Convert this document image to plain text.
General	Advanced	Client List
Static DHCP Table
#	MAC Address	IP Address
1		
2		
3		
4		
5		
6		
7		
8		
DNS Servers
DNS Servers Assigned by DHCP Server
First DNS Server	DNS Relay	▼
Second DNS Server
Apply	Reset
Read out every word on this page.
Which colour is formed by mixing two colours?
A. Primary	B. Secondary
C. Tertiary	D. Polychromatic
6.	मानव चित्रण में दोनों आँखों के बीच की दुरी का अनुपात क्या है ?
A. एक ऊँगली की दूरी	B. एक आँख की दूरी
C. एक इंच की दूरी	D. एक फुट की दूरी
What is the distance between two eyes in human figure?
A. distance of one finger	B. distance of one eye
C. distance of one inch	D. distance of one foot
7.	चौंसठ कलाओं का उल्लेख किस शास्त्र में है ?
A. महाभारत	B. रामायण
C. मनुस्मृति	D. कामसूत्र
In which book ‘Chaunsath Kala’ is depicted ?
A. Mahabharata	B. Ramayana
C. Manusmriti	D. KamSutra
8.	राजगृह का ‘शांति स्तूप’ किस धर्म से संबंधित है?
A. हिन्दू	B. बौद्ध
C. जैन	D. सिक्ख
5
· · · · ·
## YOUR OBJECTIVE
Give only the number of lines in the listing above that include the string "DHCP".

## OUTPUT
2